## Aim:
Pick out all lines in the listing holding the string "duration" and copy them.

## Record list:
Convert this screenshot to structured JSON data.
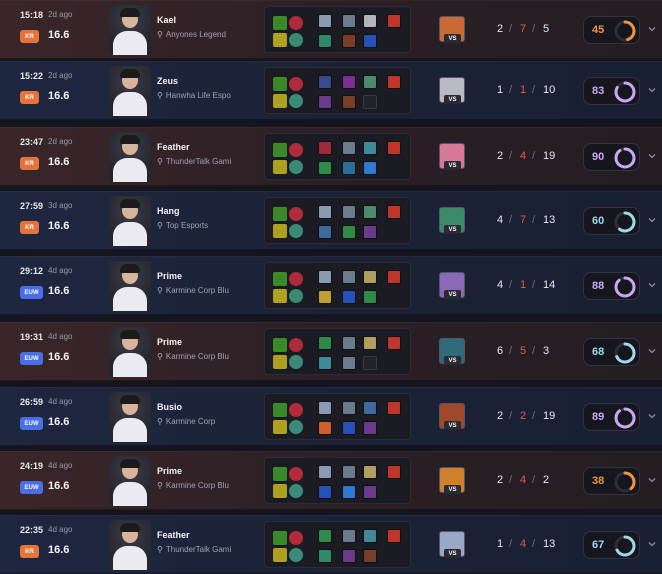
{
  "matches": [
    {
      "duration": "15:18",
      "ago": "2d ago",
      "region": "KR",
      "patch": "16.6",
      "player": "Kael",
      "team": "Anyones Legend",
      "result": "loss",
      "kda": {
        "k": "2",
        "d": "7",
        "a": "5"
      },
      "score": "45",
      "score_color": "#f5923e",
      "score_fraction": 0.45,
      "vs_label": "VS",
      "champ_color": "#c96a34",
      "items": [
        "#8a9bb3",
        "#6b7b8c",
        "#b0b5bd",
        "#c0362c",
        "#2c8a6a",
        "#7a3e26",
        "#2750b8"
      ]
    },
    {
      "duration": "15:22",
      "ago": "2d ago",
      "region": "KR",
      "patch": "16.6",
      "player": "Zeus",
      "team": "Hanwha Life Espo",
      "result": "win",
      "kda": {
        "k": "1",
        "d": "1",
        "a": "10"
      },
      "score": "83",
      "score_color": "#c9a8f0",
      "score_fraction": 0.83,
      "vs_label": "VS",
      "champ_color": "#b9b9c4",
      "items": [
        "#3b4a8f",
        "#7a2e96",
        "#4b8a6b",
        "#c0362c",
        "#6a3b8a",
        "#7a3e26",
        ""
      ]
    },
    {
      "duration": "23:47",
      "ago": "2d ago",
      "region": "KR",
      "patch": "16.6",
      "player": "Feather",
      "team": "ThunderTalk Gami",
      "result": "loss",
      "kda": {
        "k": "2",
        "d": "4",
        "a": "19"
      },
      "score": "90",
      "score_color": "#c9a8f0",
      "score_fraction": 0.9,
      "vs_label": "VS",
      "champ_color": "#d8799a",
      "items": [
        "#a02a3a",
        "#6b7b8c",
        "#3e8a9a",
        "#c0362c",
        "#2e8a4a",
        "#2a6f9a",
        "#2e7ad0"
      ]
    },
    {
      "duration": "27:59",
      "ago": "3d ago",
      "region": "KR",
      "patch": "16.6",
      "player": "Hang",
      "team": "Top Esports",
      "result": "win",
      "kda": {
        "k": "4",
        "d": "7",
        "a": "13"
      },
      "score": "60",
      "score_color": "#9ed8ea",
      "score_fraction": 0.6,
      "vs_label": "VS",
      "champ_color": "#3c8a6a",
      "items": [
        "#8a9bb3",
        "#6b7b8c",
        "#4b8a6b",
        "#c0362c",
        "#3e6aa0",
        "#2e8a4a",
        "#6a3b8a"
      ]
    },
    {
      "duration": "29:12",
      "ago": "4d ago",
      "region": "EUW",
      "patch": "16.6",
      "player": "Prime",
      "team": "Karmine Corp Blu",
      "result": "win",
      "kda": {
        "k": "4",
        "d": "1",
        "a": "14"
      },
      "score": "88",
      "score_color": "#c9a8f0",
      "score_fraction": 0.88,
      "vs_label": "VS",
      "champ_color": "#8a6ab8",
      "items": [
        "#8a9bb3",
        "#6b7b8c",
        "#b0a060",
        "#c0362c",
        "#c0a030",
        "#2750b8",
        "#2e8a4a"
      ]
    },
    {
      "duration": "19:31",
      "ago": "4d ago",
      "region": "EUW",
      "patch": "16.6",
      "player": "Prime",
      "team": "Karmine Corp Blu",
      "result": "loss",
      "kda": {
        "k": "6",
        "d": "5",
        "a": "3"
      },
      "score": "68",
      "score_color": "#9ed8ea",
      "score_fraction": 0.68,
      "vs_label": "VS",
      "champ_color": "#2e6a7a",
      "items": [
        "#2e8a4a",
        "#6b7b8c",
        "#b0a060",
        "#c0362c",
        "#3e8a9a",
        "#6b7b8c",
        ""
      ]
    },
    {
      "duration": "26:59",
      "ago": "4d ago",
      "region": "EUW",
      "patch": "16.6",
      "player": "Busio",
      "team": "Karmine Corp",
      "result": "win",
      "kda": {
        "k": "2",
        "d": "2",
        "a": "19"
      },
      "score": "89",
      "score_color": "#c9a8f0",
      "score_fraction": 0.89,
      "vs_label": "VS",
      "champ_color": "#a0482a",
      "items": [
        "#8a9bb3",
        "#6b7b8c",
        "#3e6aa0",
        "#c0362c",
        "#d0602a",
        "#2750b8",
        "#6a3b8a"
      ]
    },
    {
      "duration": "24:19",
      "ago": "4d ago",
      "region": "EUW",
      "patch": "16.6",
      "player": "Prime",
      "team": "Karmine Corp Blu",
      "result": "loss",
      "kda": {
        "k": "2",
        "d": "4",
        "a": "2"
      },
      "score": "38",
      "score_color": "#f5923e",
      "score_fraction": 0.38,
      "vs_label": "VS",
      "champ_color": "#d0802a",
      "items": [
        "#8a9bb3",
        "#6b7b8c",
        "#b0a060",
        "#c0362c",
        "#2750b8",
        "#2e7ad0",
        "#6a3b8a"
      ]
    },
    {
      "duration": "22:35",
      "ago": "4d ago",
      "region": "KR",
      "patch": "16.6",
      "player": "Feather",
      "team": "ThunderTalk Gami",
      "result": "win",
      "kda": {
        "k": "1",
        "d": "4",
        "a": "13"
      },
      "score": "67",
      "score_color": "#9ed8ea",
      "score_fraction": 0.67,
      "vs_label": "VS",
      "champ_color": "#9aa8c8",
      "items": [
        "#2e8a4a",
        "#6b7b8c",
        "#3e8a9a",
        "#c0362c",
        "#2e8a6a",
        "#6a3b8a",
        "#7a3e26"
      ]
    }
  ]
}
==
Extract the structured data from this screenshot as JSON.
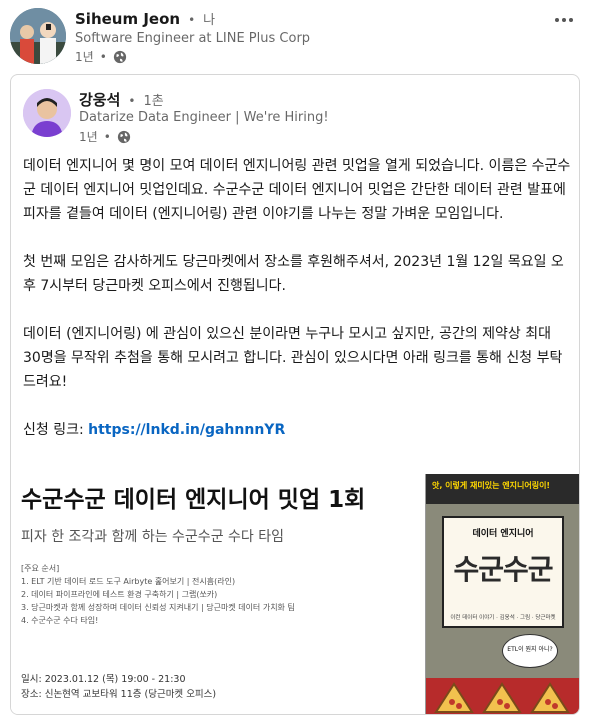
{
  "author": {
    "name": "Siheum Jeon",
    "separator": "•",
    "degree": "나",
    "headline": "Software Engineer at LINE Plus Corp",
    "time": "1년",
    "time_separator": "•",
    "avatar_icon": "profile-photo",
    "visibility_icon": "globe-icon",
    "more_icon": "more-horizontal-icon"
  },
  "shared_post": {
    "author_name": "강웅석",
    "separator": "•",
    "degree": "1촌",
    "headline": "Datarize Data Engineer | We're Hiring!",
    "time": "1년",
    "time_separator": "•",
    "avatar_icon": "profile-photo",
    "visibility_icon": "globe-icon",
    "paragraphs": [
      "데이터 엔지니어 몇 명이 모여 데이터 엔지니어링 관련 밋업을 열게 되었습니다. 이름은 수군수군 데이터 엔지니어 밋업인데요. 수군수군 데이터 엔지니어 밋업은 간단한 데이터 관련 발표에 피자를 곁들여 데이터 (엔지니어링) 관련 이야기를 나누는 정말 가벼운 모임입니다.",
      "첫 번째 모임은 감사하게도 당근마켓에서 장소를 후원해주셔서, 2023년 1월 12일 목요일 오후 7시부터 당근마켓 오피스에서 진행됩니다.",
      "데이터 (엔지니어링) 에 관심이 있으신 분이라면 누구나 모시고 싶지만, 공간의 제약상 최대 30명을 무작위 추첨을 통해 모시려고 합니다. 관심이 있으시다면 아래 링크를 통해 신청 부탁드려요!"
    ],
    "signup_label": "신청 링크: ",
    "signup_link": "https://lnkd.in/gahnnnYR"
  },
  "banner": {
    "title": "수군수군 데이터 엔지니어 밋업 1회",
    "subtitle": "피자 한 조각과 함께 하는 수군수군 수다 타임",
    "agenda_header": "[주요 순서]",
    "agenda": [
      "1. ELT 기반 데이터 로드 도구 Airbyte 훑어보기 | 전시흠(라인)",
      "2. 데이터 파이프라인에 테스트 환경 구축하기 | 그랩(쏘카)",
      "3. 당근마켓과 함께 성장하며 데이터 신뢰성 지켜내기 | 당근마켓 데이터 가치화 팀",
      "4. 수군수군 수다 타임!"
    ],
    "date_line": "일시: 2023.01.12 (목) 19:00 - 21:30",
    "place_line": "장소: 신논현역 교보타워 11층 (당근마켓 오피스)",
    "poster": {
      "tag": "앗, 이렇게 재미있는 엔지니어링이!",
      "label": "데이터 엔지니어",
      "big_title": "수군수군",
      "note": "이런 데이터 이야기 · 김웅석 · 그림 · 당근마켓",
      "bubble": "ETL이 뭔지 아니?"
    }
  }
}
...
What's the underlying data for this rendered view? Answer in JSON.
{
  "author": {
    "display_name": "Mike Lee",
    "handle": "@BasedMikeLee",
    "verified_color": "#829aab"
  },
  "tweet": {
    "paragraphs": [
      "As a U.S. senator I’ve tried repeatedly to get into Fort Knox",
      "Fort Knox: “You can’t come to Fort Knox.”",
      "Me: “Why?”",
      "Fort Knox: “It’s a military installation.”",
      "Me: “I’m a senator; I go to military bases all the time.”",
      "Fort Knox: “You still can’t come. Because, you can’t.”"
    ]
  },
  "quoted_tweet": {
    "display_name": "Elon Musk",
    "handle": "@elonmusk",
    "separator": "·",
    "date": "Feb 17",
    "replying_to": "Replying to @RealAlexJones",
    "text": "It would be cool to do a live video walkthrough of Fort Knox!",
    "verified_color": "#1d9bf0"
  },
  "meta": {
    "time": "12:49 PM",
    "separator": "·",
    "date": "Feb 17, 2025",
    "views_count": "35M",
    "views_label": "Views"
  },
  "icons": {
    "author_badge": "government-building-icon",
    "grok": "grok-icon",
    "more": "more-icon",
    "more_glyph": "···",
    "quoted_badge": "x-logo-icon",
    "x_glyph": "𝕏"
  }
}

## Output of the exercise:
      "duration": "15:18",
      "duration": "15:22",
      "duration": "23:47",
      "duration": "27:59",
      "duration": "29:12",
      "duration": "19:31",
      "duration": "26:59",
      "duration": "24:19",
      "duration": "22:35",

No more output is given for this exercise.